◆ WHAT IS EXPECTED ◆
Give the entries back exactly, dropping each image.
-------- SUPPLIED DATA
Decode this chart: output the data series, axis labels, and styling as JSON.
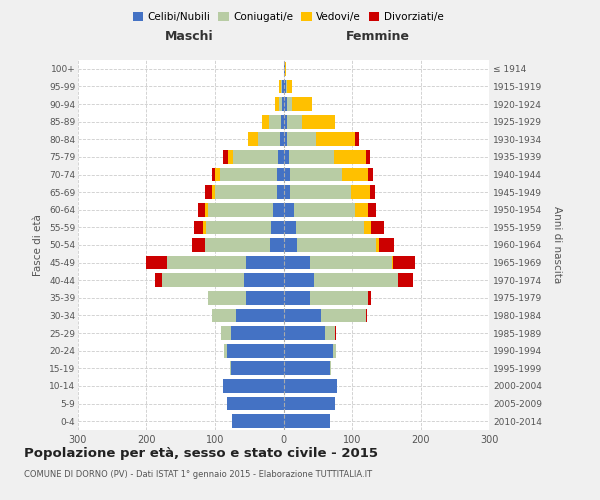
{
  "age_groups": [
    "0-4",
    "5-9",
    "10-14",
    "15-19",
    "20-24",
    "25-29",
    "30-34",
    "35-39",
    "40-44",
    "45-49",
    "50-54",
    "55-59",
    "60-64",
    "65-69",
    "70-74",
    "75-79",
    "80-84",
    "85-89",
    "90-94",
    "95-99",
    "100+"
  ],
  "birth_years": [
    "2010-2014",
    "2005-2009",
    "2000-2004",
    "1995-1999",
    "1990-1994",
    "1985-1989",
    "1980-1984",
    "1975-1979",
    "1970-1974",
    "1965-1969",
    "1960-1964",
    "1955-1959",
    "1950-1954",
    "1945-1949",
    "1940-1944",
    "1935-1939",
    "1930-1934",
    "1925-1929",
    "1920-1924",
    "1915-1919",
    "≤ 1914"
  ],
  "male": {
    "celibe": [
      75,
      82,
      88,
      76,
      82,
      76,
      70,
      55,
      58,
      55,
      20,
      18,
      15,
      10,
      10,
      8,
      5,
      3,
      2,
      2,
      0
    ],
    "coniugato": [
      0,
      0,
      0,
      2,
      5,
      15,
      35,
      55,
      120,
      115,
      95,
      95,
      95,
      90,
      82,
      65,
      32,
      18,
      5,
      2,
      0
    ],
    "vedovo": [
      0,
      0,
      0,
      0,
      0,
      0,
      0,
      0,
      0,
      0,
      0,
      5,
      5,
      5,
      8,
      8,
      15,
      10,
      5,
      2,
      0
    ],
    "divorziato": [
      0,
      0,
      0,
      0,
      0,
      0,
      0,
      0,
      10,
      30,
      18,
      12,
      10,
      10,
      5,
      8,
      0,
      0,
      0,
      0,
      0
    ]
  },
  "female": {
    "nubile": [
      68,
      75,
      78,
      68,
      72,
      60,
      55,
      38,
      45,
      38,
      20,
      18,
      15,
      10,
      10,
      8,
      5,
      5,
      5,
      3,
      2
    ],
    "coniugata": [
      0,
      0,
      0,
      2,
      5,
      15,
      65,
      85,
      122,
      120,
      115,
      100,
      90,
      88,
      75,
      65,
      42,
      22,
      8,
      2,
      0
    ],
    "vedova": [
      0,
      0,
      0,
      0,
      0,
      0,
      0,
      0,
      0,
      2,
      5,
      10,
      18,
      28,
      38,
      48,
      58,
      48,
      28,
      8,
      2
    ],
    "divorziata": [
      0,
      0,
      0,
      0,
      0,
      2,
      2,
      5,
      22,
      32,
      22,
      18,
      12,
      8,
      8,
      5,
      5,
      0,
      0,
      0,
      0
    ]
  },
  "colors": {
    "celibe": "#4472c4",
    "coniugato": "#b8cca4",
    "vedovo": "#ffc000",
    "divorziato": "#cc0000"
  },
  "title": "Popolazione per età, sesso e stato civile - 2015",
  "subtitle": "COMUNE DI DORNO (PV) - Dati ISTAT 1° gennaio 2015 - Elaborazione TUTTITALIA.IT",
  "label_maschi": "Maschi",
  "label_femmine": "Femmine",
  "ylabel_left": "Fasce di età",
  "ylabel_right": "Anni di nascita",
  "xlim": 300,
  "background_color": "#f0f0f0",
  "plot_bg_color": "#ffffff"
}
----------------
◆ FINAL ANSWER ◆
Decode this chart: output the data series, axis labels, and styling as JSON.
{
  "age_groups": [
    "0-4",
    "5-9",
    "10-14",
    "15-19",
    "20-24",
    "25-29",
    "30-34",
    "35-39",
    "40-44",
    "45-49",
    "50-54",
    "55-59",
    "60-64",
    "65-69",
    "70-74",
    "75-79",
    "80-84",
    "85-89",
    "90-94",
    "95-99",
    "100+"
  ],
  "birth_years": [
    "2010-2014",
    "2005-2009",
    "2000-2004",
    "1995-1999",
    "1990-1994",
    "1985-1989",
    "1980-1984",
    "1975-1979",
    "1970-1974",
    "1965-1969",
    "1960-1964",
    "1955-1959",
    "1950-1954",
    "1945-1949",
    "1940-1944",
    "1935-1939",
    "1930-1934",
    "1925-1929",
    "1920-1924",
    "1915-1919",
    "≤ 1914"
  ],
  "male": {
    "celibe": [
      75,
      82,
      88,
      76,
      82,
      76,
      70,
      55,
      58,
      55,
      20,
      18,
      15,
      10,
      10,
      8,
      5,
      3,
      2,
      2,
      0
    ],
    "coniugato": [
      0,
      0,
      0,
      2,
      5,
      15,
      35,
      55,
      120,
      115,
      95,
      95,
      95,
      90,
      82,
      65,
      32,
      18,
      5,
      2,
      0
    ],
    "vedovo": [
      0,
      0,
      0,
      0,
      0,
      0,
      0,
      0,
      0,
      0,
      0,
      5,
      5,
      5,
      8,
      8,
      15,
      10,
      5,
      2,
      0
    ],
    "divorziato": [
      0,
      0,
      0,
      0,
      0,
      0,
      0,
      0,
      10,
      30,
      18,
      12,
      10,
      10,
      5,
      8,
      0,
      0,
      0,
      0,
      0
    ]
  },
  "female": {
    "nubile": [
      68,
      75,
      78,
      68,
      72,
      60,
      55,
      38,
      45,
      38,
      20,
      18,
      15,
      10,
      10,
      8,
      5,
      5,
      5,
      3,
      2
    ],
    "coniugata": [
      0,
      0,
      0,
      2,
      5,
      15,
      65,
      85,
      122,
      120,
      115,
      100,
      90,
      88,
      75,
      65,
      42,
      22,
      8,
      2,
      0
    ],
    "vedova": [
      0,
      0,
      0,
      0,
      0,
      0,
      0,
      0,
      0,
      2,
      5,
      10,
      18,
      28,
      38,
      48,
      58,
      48,
      28,
      8,
      2
    ],
    "divorziata": [
      0,
      0,
      0,
      0,
      0,
      2,
      2,
      5,
      22,
      32,
      22,
      18,
      12,
      8,
      8,
      5,
      5,
      0,
      0,
      0,
      0
    ]
  },
  "colors": {
    "celibe": "#4472c4",
    "coniugato": "#b8cca4",
    "vedovo": "#ffc000",
    "divorziato": "#cc0000"
  },
  "title": "Popolazione per età, sesso e stato civile - 2015",
  "subtitle": "COMUNE DI DORNO (PV) - Dati ISTAT 1° gennaio 2015 - Elaborazione TUTTITALIA.IT",
  "label_maschi": "Maschi",
  "label_femmine": "Femmine",
  "ylabel_left": "Fasce di età",
  "ylabel_right": "Anni di nascita",
  "xlim": 300,
  "background_color": "#f0f0f0",
  "plot_bg_color": "#ffffff"
}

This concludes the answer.